>> begin Provided information

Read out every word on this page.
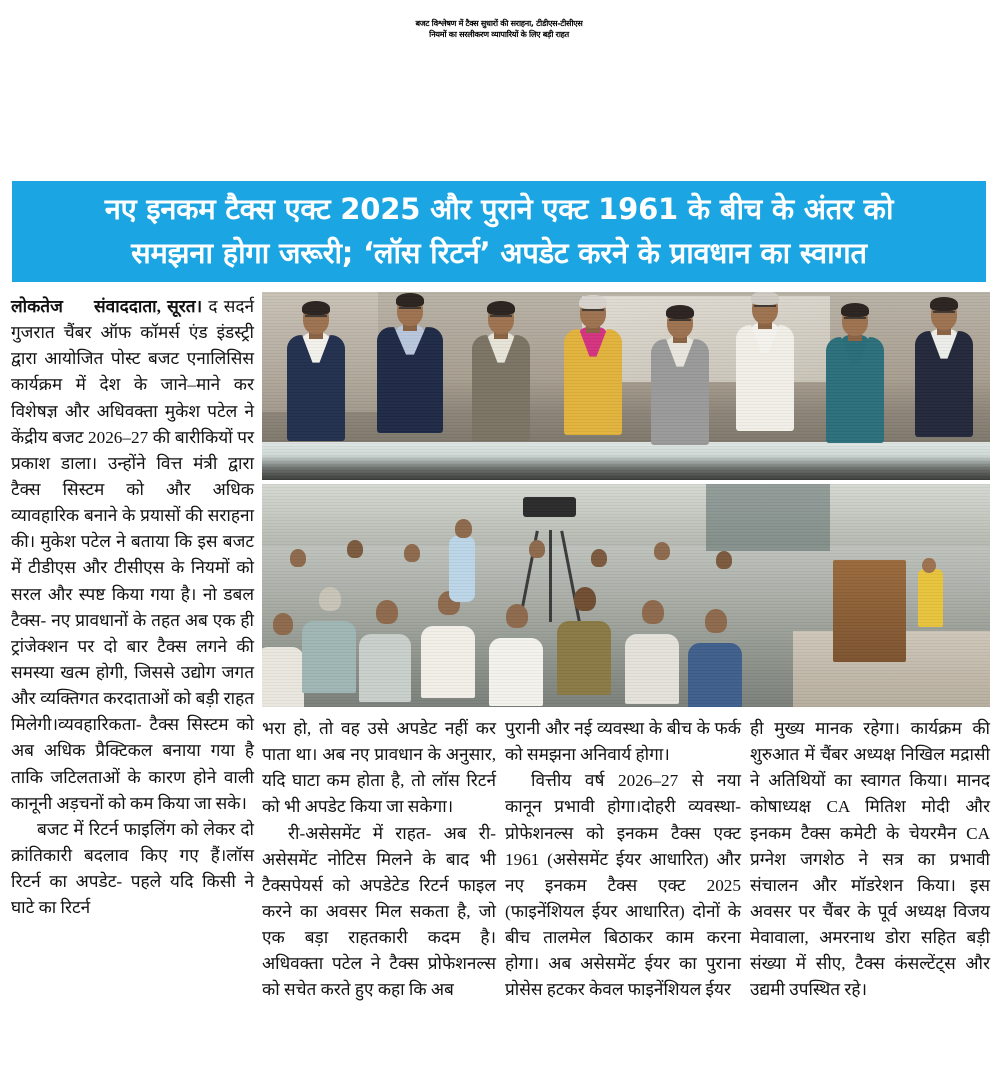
बजट विश्लेषण में टैक्स सुधारों की सराहना, टीडीएस-टीसीएस
नियमों का सरलीकरण व्यापारियों के लिए बड़ी राहत
नए इनकम टैक्स एक्ट 2025 और पुराने एक्ट 1961 के बीच के अंतर को
समझना होगा जरूरी; ‘लॉस रिटर्न’ अपडेट करने के प्रावधान का स्वागत

लोकतेज संवाददाता, सूरत। द सदर्न गुजरात चैंबर ऑफ कॉमर्स एंड इंडस्ट्री द्वारा आयोजित पोस्ट बजट एनालिसिस कार्यक्रम में देश के जाने–माने कर विशेषज्ञ और अधिवक्ता मुकेश पटेल ने केंद्रीय बजट 2026–27 की बारीकियों पर प्रकाश डाला। उन्होंने वित्त मंत्री द्वारा टैक्स सिस्टम को और अधिक व्यावहारिक बनाने के प्रयासों की सराहना की। मुकेश पटेल ने बताया कि इस बजट में टीडीएस और टीसीएस के नियमों को सरल और स्पष्ट किया गया है। नो डबल टैक्स- नए प्रावधानों के तहत अब एक ही ट्रांजेक्शन पर दो बार टैक्स लगने की समस्या खत्म होगी, जिससे उद्योग जगत और व्यक्तिगत करदाताओं को बड़ी राहत मिलेगी।व्यवहारिकता- टैक्स सिस्टम को अब अधिक प्रैक्टिकल बनाया गया है ताकि जटिलताओं के कारण होने वाली कानूनी अड़चनों को कम किया जा सके।

बजट में रिटर्न फाइलिंग को लेकर दो क्रांतिकारी बदलाव किए गए हैं।लॉस रिटर्न का अपडेट- पहले यदि किसी ने घाटे का रिटर्न

भरा हो, तो वह उसे अपडेट नहीं कर पाता था। अब नए प्रावधान के अनुसार, यदि घाटा कम होता है, तो लॉस रिटर्न को भी अपडेट किया जा सकेगा।

री-असेसमेंट में राहत- अब री-असेसमेंट नोटिस मिलने के बाद भी टैक्सपेयर्स को अपडेटेड रिटर्न फाइल करने का अवसर मिल सकता है, जो एक बड़ा राहतकारी कदम है। अधिवक्ता पटेल ने टैक्स प्रोफेशनल्स को सचेत करते हुए कहा कि अब

पुरानी और नई व्यवस्था के बीच के फर्क को समझना अनिवार्य होगा।

वित्तीय वर्ष 2026–27 से नया कानून प्रभावी होगा।दोहरी व्यवस्था- प्रोफेशनल्स को इनकम टैक्स एक्ट 1961 (असेसमेंट ईयर आधारित) और नए इनकम टैक्स एक्ट 2025 (फाइनेंशियल ईयर आधारित) दोनों के बीच तालमेल बिठाकर काम करना होगा। अब असेसमेंट ईयर का पुराना प्रोसेस हटकर केवल फाइनेंशियल ईयर

ही मुख्य मानक रहेगा। कार्यक्रम की शुरुआत में चैंबर अध्यक्ष निखिल मद्रासी ने अतिथियों का स्वागत किया। मानद कोषाध्यक्ष CA मितिश मोदी और इनकम टैक्स कमेटी के चेयरमैन CA प्रग्नेश जगशेठ ने सत्र का प्रभावी संचालन और मॉडरेशन किया। इस अवसर पर चैंबर के पूर्व अध्यक्ष विजय मेवावाला, अमरनाथ डोरा सहित बड़ी संख्या में सीए, टैक्स कंसल्टेंट्स और उद्यमी उपस्थित रहे।
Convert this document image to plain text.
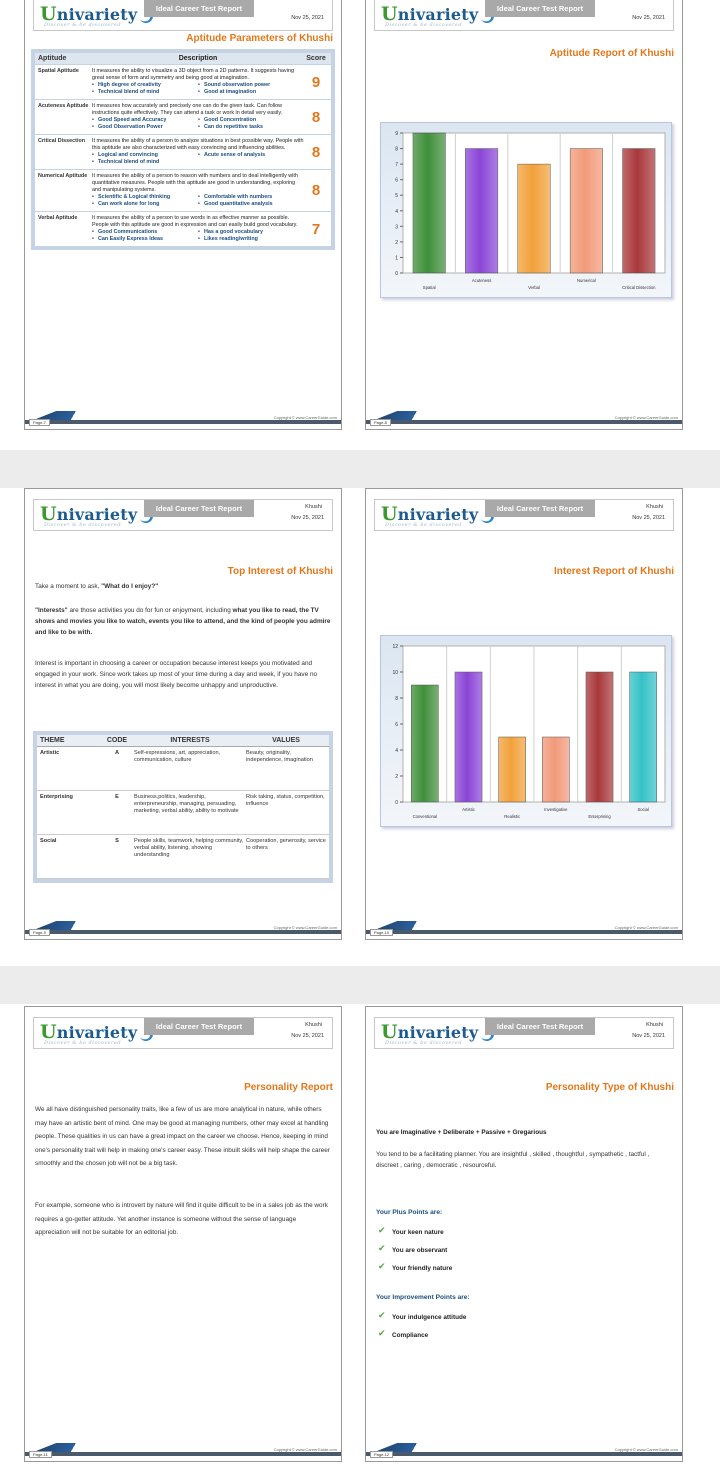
Univariety
Discover & be discovered
Ideal Career Test Report
Nov 25, 2021
Aptitude Parameters of Khushi
Aptitude	Description	Score
Spatial Aptitude	It measures the ability to visualize a 3D object from a 2D patterns. It suggests having great sense of form and symmetry and being good at imagination.
• High degree of creativity	• Sound observation power
• Technical blend of mind	• Good at imagination
9
Acuteness Aptitude It measures how accurately and precisely one can do the given task. Can follow instructions quite effectively. They can attend a task or work in detail very easily.
• Good Speed and Accuracy	• Good Concentration
• Good Observation Power	• Can do repetitive tasks
8
Critical Dissection	It measures the ability of a person to analyze situations in best possible way. People with this aptitude are also characterized with easy convincing and influencing abilities.
• Logical and convincing	• Acute sense of analysis
• Technical blend of mind
8
Numerical Aptitude It measures the ability of a person to reason with numbers and to deal intelligently with quantitative measures. People with this aptitude are good in understanding, exploring and manipulating systems.
• Scientific & Logical thinking	• Comfortable with numbers
• Can work alone for long	• Good quantitative analysis
8
Verbal Aptitude	It measures the ability of a person to use words in as effective manner as possible. People with this aptitude are good in expression and can easily build good vocabulary.
• Good Communications	• Has a good vocabulary
• Can Easily Express Ideas	• Likes reading/writing
7
Page-7
Copyright © www.CareerGuide.com
Univariety
Discover & be discovered
Ideal Career Test Report
Nov 25, 2021
Aptitude Report of Khushi
0
1
2
3
4
5
6
7
8
9
Spatial
Acuteness
Verbal
Numerical
Critical Dissection
Page-8
Copyright © www.CareerGuide.com
Univariety
Discover & be discovered
Ideal Career Test Report	Khushi
Nov 25, 2021
Top Interest of Khushi
Take a moment to ask, "What do I enjoy?"
"Interests" are those activities you do for fun or enjoyment, including what you like to read, the TV shows and movies you like to watch, events you like to attend, and the kind of people you admire and like to be with.
Interest is important in choosing a career or occupation because interest keeps you motivated and engaged in your work. Since work takes up most of your time during a day and week, if you have no interest in what you are doing, you will most likely become unhappy and unproductive.
THEME	CODE	INTERESTS	VALUES
Artistic	A	Self-expressions, art, appreciation, communication, culture
Beauty, originality, independence, imagination
Enterprising	E	Business,politics, leadership, enterpreneurship, managing, persuading, marketing, verbal ability, ability to motivate
Risk taking, status, competition, influence
Social	S	People skills, teamwork, helping community, verbal ability, listening, showing understanding
Cooperation, generosity, service to others
Page-9
Copyright © www.CareerGuide.com
Univariety
Discover & be discovered
Ideal Career Test Report	Khushi
Nov 25, 2021
Interest Report of Khushi
0
2
4
6
8
10
12
Conventional
Artistic
Realistic
Investigative
Enterprising
Social
Page-10
Copyright © www.CareerGuide.com
Univariety
Discover & be discovered
Ideal Career Test Report	Khushi
Nov 25, 2021
Personality Report
We all have distinguished personality traits, like a few of us are more analytical in nature, while others may have an artistic bent of mind. One may be good at managing numbers, other may excel at handling people. These qualities in us can have a great impact on the career we choose. Hence, keeping in mind one's personality trait will help in making one's career easy. These inbuilt skills will help shape the career smoothly and the chosen job will not be a big task.
For example, someone who is introvert by nature will find it quite difficult to be in a sales job as the work requires a go-getter attitude. Yet another instance is someone without the sense of language appreciation will not be suitable for an editorial job.
Page-11
Copyright © www.CareerGuide.com
Univariety
Discover & be discovered
Ideal Career Test Report	Khushi
Nov 25, 2021
Personality Type of Khushi
You are Imaginative + Deliberate + Passive + Gregarious
You tend to be a facilitating planner. You are insightful , skilled , thoughtful , sympathetic , tactful , discreet , caring , democratic , resourceful.
Your Plus Points are:
✔ Your keen nature
✔ You are observant
✔ Your friendly nature
Your Improvement Points are:
✔ Your indulgence attitude
✔ Compliance
Page-12
Copyright © www.CareerGuide.com
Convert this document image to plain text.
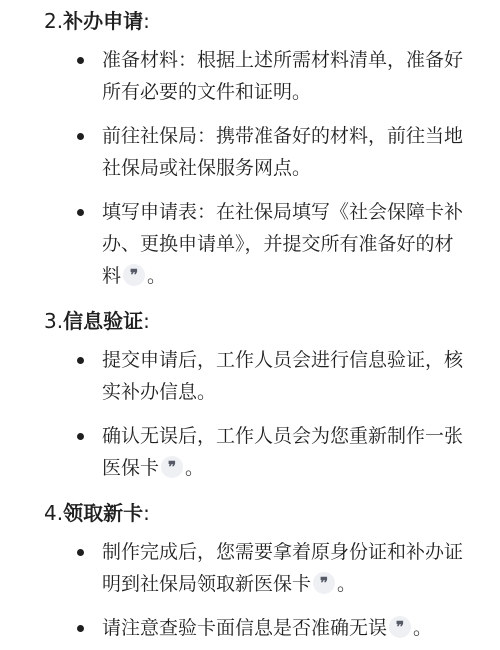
2.补办申请:
准备材料：根据上述所需材料清单，准备好所有必要的文件和证明。
前往社保局：携带准备好的材料，前往当地社保局或社保服务网点。
填写申请表：在社保局填写《社会保障卡补办、更换申请单》，并提交所有准备好的材料 ❞ 。
3.信息验证:
提交申请后，工作人员会进行信息验证，核实补办信息。
确认无误后，工作人员会为您重新制作一张医保卡 ❞ 。
4.领取新卡:
制作完成后，您需要拿着原身份证和补办证明到社保局领取新医保卡 ❞ 。
请注意查验卡面信息是否准确无误 ❞ 。
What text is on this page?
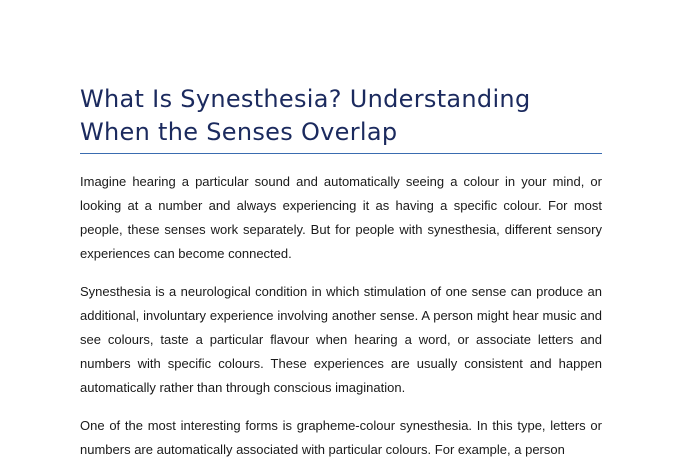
What Is Synesthesia? Understanding When the Senses Overlap

Imagine hearing a particular sound and automatically seeing a colour in your mind, or looking at a number and always experiencing it as having a specific colour. For most people, these senses work separately. But for people with synesthesia, different sensory experiences can become connected.

Synesthesia is a neurological condition in which stimulation of one sense can produce an additional, involuntary experience involving another sense. A person might hear music and see colours, taste a particular flavour when hearing a word, or associate letters and numbers with specific colours. These experiences are usually consistent and happen automatically rather than through conscious imagination.

One of the most interesting forms is grapheme-colour synesthesia. In this type, letters or numbers are automatically associated with particular colours. For example, a person
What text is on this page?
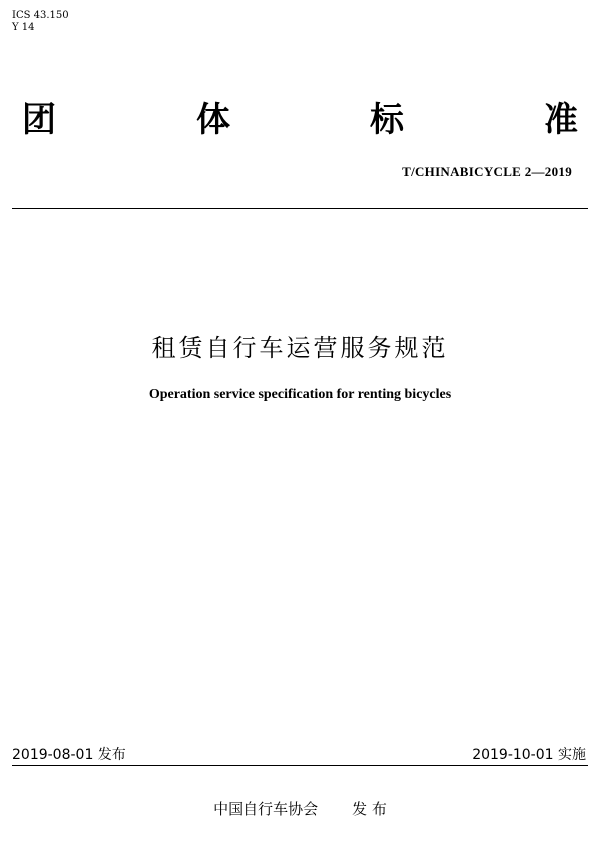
ICS 43.150
Y 14
团	体	标	准
T/CHINABICYCLE 2—2019
租赁自行车运营服务规范
Operation service specification for renting bicycles
2019-08-01 发布	2019-10-01 实施
中国自行车协会 发 布
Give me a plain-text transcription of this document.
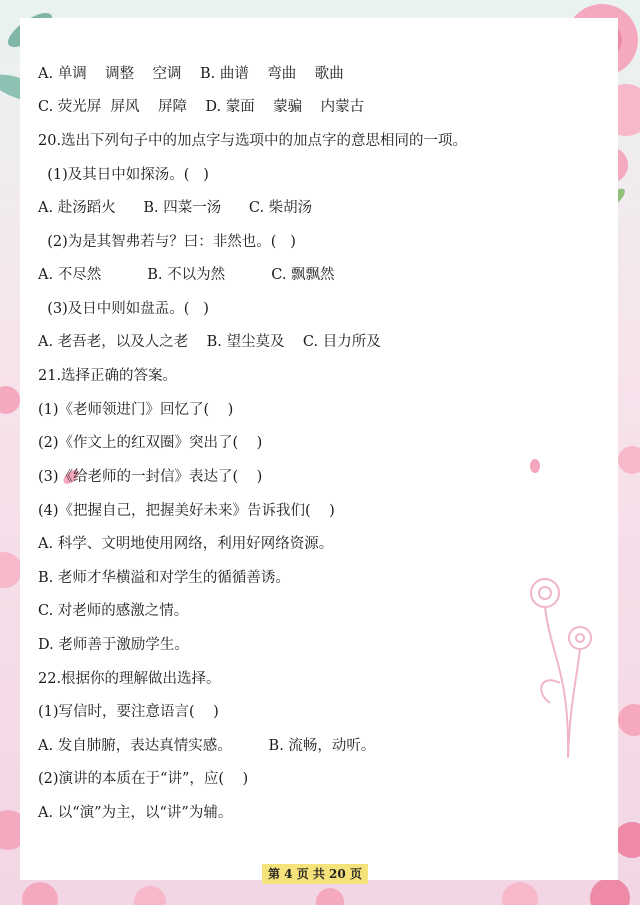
A. 单调    调整    空调    B. 曲谱    弯曲    歌曲
C. 荧光屏  屏风    屏障    D. 蒙面    蒙骗    内蒙古
20.选出下列句子中的加点字与选项中的加点字的意思相同的一项。
(1)及其日中如探汤。(   )
A. 赴汤蹈火      B. 四菜一汤      C. 柴胡汤
(2)为是其智弗若与？曰：非然也。(   )
A. 不尽然          B. 不以为然          C. 飘飘然
(3)及日中则如盘盂。(   )
A. 老吾老，以及人之老    B. 望尘莫及    C. 目力所及
21.选择正确的答案。
(1)《老师领进门》回忆了(    )
(2)《作文上的红双圈》突出了(    )
(3)《给老师的一封信》表达了(    )
(4)《把握自己，把握美好未来》告诉我们(    )
A. 科学、文明地使用网络，利用好网络资源。
B. 老师才华横溢和对学生的循循善诱。
C. 对老师的感激之情。
D. 老师善于激励学生。
22.根据你的理解做出选择。
(1)写信时，要注意语言(    )
A. 发自肺腑，表达真情实感。        B. 流畅，动听。
(2)演讲的本质在于“讲”，应(    )
A. 以“演”为主，以“讲”为辅。
第 4 页 共 20 页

>> end Provided information

__Stated goal__
Each line with the string "attitude" in it needs to be found and copied.

__Solved exercise__
For example, someone who is introvert by nature will find it quite difficult to be in a sales job as the work requires a go-getter attitude. Yet another instance is someone without the sense of language appreciation will not be suitable for an editorial job.
✔ Your indulgence attitude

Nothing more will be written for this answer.